Data extract:
========
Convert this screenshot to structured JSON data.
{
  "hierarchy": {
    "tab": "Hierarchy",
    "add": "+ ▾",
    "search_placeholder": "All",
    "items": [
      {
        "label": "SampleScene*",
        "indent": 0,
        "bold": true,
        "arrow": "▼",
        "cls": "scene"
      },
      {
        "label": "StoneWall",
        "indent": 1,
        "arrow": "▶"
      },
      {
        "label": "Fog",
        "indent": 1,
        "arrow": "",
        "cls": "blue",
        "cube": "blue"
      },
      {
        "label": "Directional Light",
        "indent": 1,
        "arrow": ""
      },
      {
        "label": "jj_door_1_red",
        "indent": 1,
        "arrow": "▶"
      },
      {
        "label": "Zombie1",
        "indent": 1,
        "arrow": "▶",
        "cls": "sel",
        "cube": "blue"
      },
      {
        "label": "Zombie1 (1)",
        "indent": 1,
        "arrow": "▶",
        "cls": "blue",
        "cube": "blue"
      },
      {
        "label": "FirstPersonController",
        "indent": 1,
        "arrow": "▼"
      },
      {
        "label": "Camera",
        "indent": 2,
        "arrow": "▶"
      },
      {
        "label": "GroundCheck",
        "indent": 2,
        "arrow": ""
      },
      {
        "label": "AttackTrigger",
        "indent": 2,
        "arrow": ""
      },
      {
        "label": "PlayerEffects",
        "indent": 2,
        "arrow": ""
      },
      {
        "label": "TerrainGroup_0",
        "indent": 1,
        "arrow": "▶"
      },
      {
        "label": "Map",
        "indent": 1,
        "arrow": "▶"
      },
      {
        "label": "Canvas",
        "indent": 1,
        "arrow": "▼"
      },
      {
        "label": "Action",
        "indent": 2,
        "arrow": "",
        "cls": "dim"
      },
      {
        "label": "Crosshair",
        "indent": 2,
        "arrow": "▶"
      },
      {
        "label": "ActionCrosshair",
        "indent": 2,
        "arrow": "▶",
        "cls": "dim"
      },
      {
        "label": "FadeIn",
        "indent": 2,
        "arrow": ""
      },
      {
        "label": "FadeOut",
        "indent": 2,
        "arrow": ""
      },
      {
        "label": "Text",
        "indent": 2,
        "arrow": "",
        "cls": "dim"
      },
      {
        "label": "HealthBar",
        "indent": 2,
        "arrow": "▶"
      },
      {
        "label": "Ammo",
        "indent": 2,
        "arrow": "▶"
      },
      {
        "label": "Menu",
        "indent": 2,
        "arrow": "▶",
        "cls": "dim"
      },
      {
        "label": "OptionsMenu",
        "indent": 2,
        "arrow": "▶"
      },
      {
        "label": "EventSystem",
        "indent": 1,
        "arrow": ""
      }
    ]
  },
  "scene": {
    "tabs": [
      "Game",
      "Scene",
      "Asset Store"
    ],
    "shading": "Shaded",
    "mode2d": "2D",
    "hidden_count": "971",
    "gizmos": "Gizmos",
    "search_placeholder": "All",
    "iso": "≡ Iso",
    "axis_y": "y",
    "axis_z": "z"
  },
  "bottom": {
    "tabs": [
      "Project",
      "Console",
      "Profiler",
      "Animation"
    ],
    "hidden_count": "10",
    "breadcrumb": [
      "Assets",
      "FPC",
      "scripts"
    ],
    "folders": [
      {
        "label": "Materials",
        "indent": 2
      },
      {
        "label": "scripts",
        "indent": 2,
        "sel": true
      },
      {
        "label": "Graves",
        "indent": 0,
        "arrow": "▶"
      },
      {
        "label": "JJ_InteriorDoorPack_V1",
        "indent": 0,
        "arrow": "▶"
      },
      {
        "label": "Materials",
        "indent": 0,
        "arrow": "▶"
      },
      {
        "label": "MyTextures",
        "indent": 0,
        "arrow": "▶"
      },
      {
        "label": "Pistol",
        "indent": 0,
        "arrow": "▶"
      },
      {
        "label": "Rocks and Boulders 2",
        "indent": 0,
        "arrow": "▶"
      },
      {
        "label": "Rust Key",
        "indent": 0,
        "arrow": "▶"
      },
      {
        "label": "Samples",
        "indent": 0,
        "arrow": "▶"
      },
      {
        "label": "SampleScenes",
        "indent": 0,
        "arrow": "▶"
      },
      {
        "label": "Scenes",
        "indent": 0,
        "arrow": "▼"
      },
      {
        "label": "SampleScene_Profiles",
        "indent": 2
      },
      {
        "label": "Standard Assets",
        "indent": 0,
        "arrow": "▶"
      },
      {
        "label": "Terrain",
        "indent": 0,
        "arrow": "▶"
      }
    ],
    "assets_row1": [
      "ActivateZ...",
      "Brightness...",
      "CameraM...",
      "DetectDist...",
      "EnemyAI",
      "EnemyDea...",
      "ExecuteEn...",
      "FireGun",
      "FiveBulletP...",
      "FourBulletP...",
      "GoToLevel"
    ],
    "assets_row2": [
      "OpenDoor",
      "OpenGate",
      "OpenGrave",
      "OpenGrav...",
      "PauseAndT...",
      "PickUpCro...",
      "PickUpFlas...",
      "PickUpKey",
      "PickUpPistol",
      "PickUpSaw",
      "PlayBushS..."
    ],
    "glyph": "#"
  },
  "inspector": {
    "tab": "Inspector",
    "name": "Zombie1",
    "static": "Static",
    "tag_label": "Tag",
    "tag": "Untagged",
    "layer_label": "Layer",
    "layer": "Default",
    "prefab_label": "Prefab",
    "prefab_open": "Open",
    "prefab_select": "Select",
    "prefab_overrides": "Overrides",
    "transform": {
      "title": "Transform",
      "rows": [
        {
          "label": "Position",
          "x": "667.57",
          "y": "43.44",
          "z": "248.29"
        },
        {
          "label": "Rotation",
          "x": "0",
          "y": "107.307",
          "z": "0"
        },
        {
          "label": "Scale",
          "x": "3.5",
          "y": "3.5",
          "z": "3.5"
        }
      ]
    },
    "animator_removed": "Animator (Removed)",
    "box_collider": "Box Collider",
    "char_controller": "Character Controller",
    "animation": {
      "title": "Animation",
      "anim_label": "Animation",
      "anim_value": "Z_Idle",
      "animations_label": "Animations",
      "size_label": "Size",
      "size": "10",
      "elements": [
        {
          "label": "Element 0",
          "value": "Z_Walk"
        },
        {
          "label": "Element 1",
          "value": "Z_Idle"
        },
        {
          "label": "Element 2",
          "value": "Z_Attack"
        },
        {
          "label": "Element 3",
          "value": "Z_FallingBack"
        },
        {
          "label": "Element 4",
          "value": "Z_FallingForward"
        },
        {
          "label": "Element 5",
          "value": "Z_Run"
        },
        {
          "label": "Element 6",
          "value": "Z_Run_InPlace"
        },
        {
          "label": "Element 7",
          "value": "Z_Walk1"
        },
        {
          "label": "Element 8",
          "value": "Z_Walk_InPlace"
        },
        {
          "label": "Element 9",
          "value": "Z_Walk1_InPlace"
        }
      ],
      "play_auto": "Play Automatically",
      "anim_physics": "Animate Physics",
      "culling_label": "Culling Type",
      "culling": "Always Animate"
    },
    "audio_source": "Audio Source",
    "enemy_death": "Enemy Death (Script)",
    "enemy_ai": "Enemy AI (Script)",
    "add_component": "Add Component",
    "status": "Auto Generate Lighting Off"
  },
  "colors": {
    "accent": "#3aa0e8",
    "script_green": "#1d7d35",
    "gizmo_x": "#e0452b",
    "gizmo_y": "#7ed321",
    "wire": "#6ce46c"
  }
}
========
Given request: Write out every line of the material again, exactly as it reads.

Reply:
Convert this screenshot to structured JSON data.
{
  "hierarchy": {
    "tab": "Hierarchy",
    "add": "+ ▾",
    "search_placeholder": "All",
    "items": [
      {
        "label": "SampleScene*",
        "indent": 0,
        "bold": true,
        "arrow": "▼",
        "cls": "scene"
      },
      {
        "label": "StoneWall",
        "indent": 1,
        "arrow": "▶"
      },
      {
        "label": "Fog",
        "indent": 1,
        "arrow": "",
        "cls": "blue",
        "cube": "blue"
      },
      {
        "label": "Directional Light",
        "indent": 1,
        "arrow": ""
      },
      {
        "label": "jj_door_1_red",
        "indent": 1,
        "arrow": "▶"
      },
      {
        "label": "Zombie1",
        "indent": 1,
        "arrow": "▶",
        "cls": "sel",
        "cube": "blue"
      },
      {
        "label": "Zombie1 (1)",
        "indent": 1,
        "arrow": "▶",
        "cls": "blue",
        "cube": "blue"
      },
      {
        "label": "FirstPersonController",
        "indent": 1,
        "arrow": "▼"
      },
      {
        "label": "Camera",
        "indent": 2,
        "arrow": "▶"
      },
      {
        "label": "GroundCheck",
        "indent": 2,
        "arrow": ""
      },
      {
        "label": "AttackTrigger",
        "indent": 2,
        "arrow": ""
      },
      {
        "label": "PlayerEffects",
        "indent": 2,
        "arrow": ""
      },
      {
        "label": "TerrainGroup_0",
        "indent": 1,
        "arrow": "▶"
      },
      {
        "label": "Map",
        "indent": 1,
        "arrow": "▶"
      },
      {
        "label": "Canvas",
        "indent": 1,
        "arrow": "▼"
      },
      {
        "label": "Action",
        "indent": 2,
        "arrow": "",
        "cls": "dim"
      },
      {
        "label": "Crosshair",
        "indent": 2,
        "arrow": "▶"
      },
      {
        "label": "ActionCrosshair",
        "indent": 2,
        "arrow": "▶",
        "cls": "dim"
      },
      {
        "label": "FadeIn",
        "indent": 2,
        "arrow": ""
      },
      {
        "label": "FadeOut",
        "indent": 2,
        "arrow": ""
      },
      {
        "label": "Text",
        "indent": 2,
        "arrow": "",
        "cls": "dim"
      },
      {
        "label": "HealthBar",
        "indent": 2,
        "arrow": "▶"
      },
      {
        "label": "Ammo",
        "indent": 2,
        "arrow": "▶"
      },
      {
        "label": "Menu",
        "indent": 2,
        "arrow": "▶",
        "cls": "dim"
      },
      {
        "label": "OptionsMenu",
        "indent": 2,
        "arrow": "▶"
      },
      {
        "label": "EventSystem",
        "indent": 1,
        "arrow": ""
      }
    ]
  },
  "scene": {
    "tabs": [
      "Game",
      "Scene",
      "Asset Store"
    ],
    "shading": "Shaded",
    "mode2d": "2D",
    "hidden_count": "971",
    "gizmos": "Gizmos",
    "search_placeholder": "All",
    "iso": "≡ Iso",
    "axis_y": "y",
    "axis_z": "z"
  },
  "bottom": {
    "tabs": [
      "Project",
      "Console",
      "Profiler",
      "Animation"
    ],
    "hidden_count": "10",
    "breadcrumb": [
      "Assets",
      "FPC",
      "scripts"
    ],
    "folders": [
      {
        "label": "Materials",
        "indent": 2
      },
      {
        "label": "scripts",
        "indent": 2,
        "sel": true
      },
      {
        "label": "Graves",
        "indent": 0,
        "arrow": "▶"
      },
      {
        "label": "JJ_InteriorDoorPack_V1",
        "indent": 0,
        "arrow": "▶"
      },
      {
        "label": "Materials",
        "indent": 0,
        "arrow": "▶"
      },
      {
        "label": "MyTextures",
        "indent": 0,
        "arrow": "▶"
      },
      {
        "label": "Pistol",
        "indent": 0,
        "arrow": "▶"
      },
      {
        "label": "Rocks and Boulders 2",
        "indent": 0,
        "arrow": "▶"
      },
      {
        "label": "Rust Key",
        "indent": 0,
        "arrow": "▶"
      },
      {
        "label": "Samples",
        "indent": 0,
        "arrow": "▶"
      },
      {
        "label": "SampleScenes",
        "indent": 0,
        "arrow": "▶"
      },
      {
        "label": "Scenes",
        "indent": 0,
        "arrow": "▼"
      },
      {
        "label": "SampleScene_Profiles",
        "indent": 2
      },
      {
        "label": "Standard Assets",
        "indent": 0,
        "arrow": "▶"
      },
      {
        "label": "Terrain",
        "indent": 0,
        "arrow": "▶"
      }
    ],
    "assets_row1": [
      "ActivateZ...",
      "Brightness...",
      "CameraM...",
      "DetectDist...",
      "EnemyAI",
      "EnemyDea...",
      "ExecuteEn...",
      "FireGun",
      "FiveBulletP...",
      "FourBulletP...",
      "GoToLevel"
    ],
    "assets_row2": [
      "OpenDoor",
      "OpenGate",
      "OpenGrave",
      "OpenGrav...",
      "PauseAndT...",
      "PickUpCro...",
      "PickUpFlas...",
      "PickUpKey",
      "PickUpPistol",
      "PickUpSaw",
      "PlayBushS..."
    ],
    "glyph": "#"
  },
  "inspector": {
    "tab": "Inspector",
    "name": "Zombie1",
    "static": "Static",
    "tag_label": "Tag",
    "tag": "Untagged",
    "layer_label": "Layer",
    "layer": "Default",
    "prefab_label": "Prefab",
    "prefab_open": "Open",
    "prefab_select": "Select",
    "prefab_overrides": "Overrides",
    "transform": {
      "title": "Transform",
      "rows": [
        {
          "label": "Position",
          "x": "667.57",
          "y": "43.44",
          "z": "248.29"
        },
        {
          "label": "Rotation",
          "x": "0",
          "y": "107.307",
          "z": "0"
        },
        {
          "label": "Scale",
          "x": "3.5",
          "y": "3.5",
          "z": "3.5"
        }
      ]
    },
    "animator_removed": "Animator (Removed)",
    "box_collider": "Box Collider",
    "char_controller": "Character Controller",
    "animation": {
      "title": "Animation",
      "anim_label": "Animation",
      "anim_value": "Z_Idle",
      "animations_label": "Animations",
      "size_label": "Size",
      "size": "10",
      "elements": [
        {
          "label": "Element 0",
          "value": "Z_Walk"
        },
        {
          "label": "Element 1",
          "value": "Z_Idle"
        },
        {
          "label": "Element 2",
          "value": "Z_Attack"
        },
        {
          "label": "Element 3",
          "value": "Z_FallingBack"
        },
        {
          "label": "Element 4",
          "value": "Z_FallingForward"
        },
        {
          "label": "Element 5",
          "value": "Z_Run"
        },
        {
          "label": "Element 6",
          "value": "Z_Run_InPlace"
        },
        {
          "label": "Element 7",
          "value": "Z_Walk1"
        },
        {
          "label": "Element 8",
          "value": "Z_Walk_InPlace"
        },
        {
          "label": "Element 9",
          "value": "Z_Walk1_InPlace"
        }
      ],
      "play_auto": "Play Automatically",
      "anim_physics": "Animate Physics",
      "culling_label": "Culling Type",
      "culling": "Always Animate"
    },
    "audio_source": "Audio Source",
    "enemy_death": "Enemy Death (Script)",
    "enemy_ai": "Enemy AI (Script)",
    "add_component": "Add Component",
    "status": "Auto Generate Lighting Off"
  },
  "colors": {
    "accent": "#3aa0e8",
    "script_green": "#1d7d35",
    "gizmo_x": "#e0452b",
    "gizmo_y": "#7ed321",
    "wire": "#6ce46c"
  }
}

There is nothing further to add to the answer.